> _Raw records_:
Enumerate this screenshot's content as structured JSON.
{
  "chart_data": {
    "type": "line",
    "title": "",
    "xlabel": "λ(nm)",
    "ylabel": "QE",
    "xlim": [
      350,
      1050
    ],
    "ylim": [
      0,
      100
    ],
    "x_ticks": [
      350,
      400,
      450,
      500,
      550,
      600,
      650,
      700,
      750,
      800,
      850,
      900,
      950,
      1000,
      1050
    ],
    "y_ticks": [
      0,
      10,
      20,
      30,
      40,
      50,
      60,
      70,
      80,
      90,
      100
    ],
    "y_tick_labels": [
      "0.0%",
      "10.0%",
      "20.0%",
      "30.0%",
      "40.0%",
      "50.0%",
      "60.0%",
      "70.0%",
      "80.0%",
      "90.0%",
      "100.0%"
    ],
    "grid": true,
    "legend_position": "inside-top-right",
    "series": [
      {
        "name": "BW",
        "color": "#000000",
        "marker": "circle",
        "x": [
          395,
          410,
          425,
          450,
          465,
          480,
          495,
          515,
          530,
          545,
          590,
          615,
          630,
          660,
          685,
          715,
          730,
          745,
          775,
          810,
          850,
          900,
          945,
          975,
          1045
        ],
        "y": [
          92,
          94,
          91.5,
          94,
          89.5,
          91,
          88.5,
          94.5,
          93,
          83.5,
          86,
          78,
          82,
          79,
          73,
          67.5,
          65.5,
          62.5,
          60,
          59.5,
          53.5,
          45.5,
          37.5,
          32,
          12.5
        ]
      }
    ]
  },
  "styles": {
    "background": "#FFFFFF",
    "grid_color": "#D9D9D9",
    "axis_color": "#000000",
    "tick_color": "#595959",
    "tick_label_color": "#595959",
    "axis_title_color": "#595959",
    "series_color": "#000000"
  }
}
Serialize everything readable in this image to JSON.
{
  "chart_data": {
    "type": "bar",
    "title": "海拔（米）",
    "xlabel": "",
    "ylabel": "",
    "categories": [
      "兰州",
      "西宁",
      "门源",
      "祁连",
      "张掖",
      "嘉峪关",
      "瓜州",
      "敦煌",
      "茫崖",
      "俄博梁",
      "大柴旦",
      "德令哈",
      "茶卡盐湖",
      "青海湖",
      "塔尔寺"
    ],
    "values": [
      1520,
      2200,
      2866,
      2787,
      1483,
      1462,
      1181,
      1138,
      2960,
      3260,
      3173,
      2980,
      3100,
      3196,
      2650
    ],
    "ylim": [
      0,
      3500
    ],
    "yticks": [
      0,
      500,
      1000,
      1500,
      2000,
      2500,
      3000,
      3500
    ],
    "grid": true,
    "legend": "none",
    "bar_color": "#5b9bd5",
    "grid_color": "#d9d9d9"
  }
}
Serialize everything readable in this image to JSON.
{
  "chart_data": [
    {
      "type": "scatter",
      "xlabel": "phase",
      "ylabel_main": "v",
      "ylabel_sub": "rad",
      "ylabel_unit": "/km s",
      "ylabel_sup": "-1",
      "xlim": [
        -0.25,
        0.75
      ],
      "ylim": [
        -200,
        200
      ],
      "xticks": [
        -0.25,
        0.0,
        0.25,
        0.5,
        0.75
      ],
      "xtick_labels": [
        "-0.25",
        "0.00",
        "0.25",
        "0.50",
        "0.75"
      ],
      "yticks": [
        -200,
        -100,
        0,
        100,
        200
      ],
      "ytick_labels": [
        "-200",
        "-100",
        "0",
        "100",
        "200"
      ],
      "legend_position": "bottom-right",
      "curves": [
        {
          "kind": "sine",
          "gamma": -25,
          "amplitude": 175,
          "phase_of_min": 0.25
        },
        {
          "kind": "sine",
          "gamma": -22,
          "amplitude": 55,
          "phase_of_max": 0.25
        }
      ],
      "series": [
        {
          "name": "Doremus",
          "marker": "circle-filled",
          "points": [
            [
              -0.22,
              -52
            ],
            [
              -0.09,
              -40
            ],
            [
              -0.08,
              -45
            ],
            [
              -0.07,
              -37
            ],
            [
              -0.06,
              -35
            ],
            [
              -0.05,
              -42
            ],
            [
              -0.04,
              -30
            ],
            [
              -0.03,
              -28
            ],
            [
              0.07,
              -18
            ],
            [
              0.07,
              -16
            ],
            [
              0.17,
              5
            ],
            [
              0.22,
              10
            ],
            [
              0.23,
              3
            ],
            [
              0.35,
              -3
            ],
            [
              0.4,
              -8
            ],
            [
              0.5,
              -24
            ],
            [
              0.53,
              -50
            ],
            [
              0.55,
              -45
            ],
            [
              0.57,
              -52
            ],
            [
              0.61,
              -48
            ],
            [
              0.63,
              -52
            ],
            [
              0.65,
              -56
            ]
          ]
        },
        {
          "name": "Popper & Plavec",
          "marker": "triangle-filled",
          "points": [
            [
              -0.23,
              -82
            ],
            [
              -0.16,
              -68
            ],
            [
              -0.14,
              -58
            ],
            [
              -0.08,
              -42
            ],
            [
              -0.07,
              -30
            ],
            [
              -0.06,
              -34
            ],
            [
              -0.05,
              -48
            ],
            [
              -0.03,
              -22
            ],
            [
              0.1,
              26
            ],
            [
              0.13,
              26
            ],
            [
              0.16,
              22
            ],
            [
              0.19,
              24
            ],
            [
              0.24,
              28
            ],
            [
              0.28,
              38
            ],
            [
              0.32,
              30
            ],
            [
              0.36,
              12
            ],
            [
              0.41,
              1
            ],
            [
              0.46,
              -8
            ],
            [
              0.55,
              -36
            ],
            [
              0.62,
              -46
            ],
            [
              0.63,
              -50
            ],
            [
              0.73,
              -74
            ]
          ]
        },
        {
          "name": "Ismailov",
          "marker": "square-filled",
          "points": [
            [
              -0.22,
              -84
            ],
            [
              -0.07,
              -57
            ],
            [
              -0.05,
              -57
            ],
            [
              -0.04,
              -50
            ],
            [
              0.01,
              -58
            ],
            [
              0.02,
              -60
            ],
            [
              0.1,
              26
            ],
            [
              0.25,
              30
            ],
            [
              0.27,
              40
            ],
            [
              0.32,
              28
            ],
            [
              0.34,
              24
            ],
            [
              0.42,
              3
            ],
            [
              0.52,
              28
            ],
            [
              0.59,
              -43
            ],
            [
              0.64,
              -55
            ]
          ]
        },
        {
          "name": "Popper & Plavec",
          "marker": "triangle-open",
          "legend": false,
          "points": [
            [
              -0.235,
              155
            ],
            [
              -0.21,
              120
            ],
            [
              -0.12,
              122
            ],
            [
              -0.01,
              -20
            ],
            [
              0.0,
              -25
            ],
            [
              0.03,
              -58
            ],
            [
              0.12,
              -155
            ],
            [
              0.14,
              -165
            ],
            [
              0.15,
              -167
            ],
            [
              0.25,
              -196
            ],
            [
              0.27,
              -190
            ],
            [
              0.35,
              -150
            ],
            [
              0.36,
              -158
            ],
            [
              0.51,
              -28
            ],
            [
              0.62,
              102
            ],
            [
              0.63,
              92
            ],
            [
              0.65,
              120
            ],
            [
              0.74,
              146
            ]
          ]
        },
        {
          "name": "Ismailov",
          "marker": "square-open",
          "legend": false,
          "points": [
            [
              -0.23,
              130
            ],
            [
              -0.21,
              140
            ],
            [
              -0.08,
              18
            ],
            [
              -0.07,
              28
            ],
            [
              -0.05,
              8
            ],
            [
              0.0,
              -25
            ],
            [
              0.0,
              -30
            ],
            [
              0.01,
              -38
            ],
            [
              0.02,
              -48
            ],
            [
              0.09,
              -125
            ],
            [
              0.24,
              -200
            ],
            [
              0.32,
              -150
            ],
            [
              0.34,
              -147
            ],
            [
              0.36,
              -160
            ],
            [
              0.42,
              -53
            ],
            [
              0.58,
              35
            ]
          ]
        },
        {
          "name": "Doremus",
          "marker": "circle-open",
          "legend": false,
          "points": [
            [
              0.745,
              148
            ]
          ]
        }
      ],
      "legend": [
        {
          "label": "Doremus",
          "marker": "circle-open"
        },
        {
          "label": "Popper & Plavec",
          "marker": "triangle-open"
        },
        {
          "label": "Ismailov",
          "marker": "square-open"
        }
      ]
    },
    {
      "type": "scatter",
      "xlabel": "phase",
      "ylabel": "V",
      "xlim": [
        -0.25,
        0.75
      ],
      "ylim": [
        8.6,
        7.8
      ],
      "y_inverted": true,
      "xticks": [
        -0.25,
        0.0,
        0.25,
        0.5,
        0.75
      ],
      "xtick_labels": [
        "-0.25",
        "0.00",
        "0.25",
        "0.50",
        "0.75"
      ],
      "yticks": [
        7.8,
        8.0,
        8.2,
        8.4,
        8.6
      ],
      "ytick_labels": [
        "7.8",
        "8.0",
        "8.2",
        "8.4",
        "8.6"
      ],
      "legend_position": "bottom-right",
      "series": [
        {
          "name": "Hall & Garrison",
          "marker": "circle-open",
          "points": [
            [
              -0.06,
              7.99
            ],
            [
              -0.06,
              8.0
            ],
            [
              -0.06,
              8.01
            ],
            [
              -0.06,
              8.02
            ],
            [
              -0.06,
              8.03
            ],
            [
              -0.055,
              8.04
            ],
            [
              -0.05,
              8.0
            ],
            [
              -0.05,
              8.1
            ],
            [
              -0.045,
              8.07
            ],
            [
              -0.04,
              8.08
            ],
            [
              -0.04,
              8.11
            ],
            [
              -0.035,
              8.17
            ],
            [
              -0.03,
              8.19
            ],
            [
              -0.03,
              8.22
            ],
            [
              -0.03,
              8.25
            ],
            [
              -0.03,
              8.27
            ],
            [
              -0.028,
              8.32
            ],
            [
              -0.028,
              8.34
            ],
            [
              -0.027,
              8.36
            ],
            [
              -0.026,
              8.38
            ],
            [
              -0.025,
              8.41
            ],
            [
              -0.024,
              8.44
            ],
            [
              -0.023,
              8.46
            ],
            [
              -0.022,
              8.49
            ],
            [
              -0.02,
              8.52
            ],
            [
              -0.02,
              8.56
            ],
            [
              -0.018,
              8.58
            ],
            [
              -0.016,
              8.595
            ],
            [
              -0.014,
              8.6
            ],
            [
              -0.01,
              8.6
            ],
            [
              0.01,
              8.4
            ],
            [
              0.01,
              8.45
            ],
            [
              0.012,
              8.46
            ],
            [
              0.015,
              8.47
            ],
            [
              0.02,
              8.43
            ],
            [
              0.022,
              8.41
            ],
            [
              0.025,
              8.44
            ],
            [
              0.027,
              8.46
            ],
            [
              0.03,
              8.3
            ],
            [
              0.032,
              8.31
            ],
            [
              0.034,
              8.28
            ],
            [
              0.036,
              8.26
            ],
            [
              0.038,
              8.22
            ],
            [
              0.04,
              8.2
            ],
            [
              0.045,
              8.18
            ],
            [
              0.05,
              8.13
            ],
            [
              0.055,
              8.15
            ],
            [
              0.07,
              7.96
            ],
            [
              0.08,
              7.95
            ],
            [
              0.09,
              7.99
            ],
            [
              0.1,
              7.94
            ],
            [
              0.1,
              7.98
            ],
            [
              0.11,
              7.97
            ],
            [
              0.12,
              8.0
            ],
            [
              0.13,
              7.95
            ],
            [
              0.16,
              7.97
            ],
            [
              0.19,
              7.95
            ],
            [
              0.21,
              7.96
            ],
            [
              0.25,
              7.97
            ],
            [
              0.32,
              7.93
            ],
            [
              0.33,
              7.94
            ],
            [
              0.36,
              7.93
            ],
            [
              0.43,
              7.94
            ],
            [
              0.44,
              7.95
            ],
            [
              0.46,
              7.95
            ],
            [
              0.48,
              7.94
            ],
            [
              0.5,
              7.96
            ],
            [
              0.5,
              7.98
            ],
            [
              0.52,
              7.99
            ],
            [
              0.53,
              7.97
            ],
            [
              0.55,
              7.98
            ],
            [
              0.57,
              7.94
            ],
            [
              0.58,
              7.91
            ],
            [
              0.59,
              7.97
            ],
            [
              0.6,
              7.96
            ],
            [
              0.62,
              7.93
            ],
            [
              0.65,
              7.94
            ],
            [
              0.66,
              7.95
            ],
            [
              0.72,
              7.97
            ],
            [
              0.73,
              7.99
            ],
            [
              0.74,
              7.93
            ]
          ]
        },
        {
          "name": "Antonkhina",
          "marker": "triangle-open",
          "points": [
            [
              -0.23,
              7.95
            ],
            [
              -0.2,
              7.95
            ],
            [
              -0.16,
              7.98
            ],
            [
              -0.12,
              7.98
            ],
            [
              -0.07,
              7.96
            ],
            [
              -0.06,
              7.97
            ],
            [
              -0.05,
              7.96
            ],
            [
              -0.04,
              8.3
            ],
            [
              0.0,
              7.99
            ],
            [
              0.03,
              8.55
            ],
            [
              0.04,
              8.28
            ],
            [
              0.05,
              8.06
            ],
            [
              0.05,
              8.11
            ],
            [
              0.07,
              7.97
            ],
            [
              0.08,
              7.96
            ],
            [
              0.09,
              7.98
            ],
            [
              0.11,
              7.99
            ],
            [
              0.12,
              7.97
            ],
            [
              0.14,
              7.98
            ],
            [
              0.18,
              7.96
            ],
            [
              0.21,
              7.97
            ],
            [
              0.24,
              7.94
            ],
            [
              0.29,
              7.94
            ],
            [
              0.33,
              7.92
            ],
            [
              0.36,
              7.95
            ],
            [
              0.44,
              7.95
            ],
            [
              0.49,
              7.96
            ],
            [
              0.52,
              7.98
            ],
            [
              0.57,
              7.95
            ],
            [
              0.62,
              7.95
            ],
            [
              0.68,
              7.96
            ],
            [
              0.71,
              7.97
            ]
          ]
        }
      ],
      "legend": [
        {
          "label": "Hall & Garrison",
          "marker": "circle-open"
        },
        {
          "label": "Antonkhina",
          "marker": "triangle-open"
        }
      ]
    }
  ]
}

> _Aim_:
Show each line in the entries that holds the string "filled".

> _Output for this task_:
          "marker": "circle-filled",
          "marker": "triangle-filled",
          "marker": "square-filled",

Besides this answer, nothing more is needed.